Collected data entries
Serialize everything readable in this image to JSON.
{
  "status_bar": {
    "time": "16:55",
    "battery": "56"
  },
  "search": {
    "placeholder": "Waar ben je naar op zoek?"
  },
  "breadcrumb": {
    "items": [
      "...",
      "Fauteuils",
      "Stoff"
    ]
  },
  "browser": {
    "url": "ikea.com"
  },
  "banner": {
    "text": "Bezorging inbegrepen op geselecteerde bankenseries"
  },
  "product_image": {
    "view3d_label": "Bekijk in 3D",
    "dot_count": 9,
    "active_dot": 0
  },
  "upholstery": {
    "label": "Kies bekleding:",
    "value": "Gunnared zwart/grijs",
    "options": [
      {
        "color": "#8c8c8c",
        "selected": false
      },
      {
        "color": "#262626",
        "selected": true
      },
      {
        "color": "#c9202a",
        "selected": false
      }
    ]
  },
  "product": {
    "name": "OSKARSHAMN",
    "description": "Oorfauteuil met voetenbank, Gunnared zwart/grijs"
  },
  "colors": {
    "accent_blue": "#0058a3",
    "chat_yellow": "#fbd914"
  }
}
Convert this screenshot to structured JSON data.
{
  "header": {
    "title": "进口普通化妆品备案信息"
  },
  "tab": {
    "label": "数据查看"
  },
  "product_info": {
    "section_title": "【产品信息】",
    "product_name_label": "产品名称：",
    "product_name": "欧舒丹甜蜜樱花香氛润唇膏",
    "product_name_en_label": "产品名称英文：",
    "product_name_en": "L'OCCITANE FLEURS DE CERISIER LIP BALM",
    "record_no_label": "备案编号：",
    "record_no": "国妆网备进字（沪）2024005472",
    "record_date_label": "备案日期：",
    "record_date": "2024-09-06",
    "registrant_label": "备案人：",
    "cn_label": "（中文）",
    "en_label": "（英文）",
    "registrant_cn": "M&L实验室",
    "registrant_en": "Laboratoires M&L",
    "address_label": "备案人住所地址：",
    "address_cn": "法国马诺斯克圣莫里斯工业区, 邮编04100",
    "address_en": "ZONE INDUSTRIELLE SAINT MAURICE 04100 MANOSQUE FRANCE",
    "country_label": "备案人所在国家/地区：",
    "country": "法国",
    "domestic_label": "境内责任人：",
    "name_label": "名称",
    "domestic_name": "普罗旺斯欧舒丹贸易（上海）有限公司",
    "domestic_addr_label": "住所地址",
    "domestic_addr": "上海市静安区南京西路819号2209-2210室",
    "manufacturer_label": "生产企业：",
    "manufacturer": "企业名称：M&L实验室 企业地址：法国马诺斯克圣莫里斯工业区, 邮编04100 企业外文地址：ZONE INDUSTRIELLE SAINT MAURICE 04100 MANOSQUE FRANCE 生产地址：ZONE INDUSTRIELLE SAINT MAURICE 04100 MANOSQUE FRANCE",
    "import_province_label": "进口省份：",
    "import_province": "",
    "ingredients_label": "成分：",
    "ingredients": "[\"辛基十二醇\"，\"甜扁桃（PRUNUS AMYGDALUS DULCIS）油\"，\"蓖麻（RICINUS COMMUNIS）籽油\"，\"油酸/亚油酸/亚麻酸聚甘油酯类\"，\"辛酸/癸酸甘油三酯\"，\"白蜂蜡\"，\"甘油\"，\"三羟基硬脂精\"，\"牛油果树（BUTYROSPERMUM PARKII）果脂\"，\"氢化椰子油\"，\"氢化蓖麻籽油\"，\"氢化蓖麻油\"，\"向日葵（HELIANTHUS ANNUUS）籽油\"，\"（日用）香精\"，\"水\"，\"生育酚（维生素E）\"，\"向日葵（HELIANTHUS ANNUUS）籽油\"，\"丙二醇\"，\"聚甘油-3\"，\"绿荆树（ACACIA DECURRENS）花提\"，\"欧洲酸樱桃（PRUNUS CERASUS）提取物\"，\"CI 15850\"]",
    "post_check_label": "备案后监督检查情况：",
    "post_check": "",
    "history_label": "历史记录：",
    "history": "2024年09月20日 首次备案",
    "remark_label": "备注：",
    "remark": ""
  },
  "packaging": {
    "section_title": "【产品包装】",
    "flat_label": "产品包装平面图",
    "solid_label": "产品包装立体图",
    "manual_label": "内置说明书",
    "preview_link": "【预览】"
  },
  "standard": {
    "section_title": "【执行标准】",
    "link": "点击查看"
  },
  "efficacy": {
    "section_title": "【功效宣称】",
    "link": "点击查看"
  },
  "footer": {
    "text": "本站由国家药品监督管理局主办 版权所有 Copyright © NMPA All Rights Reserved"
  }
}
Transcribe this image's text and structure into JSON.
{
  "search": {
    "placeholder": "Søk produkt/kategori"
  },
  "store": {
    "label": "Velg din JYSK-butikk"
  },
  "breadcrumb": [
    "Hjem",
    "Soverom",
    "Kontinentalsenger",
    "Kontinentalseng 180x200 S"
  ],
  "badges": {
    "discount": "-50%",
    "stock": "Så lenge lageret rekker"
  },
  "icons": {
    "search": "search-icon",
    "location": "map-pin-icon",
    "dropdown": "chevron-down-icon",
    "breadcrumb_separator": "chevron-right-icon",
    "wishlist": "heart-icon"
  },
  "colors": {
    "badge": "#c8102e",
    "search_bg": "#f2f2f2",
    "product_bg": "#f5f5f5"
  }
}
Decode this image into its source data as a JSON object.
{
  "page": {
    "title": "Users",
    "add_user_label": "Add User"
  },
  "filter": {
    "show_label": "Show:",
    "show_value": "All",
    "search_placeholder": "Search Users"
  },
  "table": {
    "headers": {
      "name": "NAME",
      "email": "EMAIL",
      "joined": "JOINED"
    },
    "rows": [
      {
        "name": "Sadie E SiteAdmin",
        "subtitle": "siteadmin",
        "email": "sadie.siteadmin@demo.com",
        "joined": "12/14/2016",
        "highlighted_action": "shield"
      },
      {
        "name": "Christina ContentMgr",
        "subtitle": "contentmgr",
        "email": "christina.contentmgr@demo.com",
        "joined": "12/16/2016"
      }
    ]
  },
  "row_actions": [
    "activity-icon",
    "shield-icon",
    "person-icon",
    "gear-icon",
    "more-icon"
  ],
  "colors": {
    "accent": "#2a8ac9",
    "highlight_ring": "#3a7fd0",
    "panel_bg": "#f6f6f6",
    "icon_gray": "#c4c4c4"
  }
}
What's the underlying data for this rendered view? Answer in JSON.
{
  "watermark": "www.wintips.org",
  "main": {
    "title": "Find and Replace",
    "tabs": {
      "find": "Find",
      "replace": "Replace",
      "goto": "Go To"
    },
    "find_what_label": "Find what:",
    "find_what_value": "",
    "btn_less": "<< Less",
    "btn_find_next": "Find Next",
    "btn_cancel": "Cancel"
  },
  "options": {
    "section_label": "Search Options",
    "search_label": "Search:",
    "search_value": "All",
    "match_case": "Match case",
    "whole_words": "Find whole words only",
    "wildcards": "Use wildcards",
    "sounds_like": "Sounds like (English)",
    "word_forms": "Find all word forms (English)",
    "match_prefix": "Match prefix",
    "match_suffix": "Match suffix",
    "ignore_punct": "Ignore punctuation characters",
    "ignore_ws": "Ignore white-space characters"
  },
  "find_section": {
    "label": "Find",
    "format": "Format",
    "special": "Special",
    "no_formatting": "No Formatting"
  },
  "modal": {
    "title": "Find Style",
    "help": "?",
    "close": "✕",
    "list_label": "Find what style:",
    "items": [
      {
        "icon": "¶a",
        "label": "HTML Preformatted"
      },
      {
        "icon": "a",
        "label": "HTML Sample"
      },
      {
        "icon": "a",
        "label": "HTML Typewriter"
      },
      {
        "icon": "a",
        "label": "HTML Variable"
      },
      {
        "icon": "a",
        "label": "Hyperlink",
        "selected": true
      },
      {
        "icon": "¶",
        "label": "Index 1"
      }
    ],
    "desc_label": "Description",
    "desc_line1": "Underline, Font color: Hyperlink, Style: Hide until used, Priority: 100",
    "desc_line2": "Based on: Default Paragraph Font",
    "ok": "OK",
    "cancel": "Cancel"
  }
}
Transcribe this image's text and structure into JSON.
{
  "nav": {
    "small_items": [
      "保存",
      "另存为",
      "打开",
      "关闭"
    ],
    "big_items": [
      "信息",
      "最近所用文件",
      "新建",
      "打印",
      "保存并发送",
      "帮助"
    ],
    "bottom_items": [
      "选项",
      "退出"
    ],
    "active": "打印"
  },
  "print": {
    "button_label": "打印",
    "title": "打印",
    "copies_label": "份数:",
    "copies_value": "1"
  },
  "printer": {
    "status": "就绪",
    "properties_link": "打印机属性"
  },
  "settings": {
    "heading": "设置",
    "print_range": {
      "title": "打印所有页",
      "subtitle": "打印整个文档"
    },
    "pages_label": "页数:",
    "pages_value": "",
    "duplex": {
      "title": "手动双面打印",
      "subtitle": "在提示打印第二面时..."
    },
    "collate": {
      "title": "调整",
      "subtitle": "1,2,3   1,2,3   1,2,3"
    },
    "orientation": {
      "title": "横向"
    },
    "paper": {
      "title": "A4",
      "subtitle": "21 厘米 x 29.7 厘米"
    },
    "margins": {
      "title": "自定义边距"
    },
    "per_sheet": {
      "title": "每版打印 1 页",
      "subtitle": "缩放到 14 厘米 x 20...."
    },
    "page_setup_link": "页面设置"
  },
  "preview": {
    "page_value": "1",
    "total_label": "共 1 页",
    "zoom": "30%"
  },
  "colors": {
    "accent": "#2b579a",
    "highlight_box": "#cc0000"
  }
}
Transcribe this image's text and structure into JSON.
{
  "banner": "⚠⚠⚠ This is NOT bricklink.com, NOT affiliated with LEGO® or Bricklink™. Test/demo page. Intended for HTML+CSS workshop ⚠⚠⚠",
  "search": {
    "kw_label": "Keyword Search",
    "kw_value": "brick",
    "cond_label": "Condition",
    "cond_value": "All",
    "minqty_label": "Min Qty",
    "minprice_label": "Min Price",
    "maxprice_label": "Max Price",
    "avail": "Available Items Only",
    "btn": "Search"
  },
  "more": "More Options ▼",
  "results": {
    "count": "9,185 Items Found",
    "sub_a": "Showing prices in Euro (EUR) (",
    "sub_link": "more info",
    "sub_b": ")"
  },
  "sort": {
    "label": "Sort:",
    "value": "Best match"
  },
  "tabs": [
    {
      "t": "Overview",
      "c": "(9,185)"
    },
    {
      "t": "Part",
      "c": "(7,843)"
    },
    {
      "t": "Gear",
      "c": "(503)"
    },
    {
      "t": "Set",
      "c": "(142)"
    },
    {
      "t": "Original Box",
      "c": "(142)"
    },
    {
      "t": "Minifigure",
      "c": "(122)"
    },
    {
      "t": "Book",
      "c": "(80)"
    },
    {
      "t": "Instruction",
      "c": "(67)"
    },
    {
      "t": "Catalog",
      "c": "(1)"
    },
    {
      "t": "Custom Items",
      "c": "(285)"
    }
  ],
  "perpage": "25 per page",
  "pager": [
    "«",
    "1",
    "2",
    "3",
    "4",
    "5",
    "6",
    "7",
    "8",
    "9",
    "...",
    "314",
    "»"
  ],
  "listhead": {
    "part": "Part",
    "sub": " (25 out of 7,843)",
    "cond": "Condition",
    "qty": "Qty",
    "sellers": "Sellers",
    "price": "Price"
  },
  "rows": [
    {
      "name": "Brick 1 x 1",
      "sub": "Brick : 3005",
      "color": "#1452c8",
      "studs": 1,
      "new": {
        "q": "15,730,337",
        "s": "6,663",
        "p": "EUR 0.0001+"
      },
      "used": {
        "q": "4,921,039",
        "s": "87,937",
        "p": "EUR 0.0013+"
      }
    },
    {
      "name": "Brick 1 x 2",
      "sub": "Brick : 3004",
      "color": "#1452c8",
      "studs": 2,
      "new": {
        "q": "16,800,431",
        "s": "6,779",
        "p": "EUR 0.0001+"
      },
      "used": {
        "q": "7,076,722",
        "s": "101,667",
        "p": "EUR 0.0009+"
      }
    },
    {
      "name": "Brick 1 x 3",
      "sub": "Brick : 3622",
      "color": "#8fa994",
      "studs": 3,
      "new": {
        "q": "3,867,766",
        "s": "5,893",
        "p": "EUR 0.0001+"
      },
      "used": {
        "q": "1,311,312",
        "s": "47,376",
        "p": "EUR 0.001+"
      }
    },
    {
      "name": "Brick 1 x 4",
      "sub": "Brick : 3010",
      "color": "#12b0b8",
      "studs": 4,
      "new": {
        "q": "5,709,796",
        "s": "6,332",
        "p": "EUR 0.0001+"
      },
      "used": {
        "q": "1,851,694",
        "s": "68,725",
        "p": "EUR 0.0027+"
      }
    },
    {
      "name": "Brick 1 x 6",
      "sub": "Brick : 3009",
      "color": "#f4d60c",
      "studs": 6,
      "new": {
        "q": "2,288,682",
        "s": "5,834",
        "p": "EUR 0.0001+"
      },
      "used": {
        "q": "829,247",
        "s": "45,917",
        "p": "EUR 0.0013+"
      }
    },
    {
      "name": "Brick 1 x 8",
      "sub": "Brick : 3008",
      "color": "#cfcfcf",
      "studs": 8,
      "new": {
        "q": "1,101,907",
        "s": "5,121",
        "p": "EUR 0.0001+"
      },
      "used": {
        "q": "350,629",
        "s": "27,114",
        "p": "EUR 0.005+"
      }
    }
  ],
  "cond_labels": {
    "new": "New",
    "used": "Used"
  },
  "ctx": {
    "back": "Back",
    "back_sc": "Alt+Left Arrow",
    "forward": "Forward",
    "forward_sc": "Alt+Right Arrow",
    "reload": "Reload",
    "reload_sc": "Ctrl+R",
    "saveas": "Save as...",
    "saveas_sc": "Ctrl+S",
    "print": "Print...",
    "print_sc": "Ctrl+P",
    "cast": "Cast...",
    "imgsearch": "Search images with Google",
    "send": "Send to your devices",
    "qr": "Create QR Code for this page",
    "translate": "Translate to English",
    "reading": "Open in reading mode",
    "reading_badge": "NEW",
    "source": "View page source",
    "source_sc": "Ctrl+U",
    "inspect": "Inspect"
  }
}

EXERCISE DIRECTIONS: Pull out all lines from the entries above that include the word "Users".

TASK RESULT:
    "title": "Users",
    "search_placeholder": "Search Users"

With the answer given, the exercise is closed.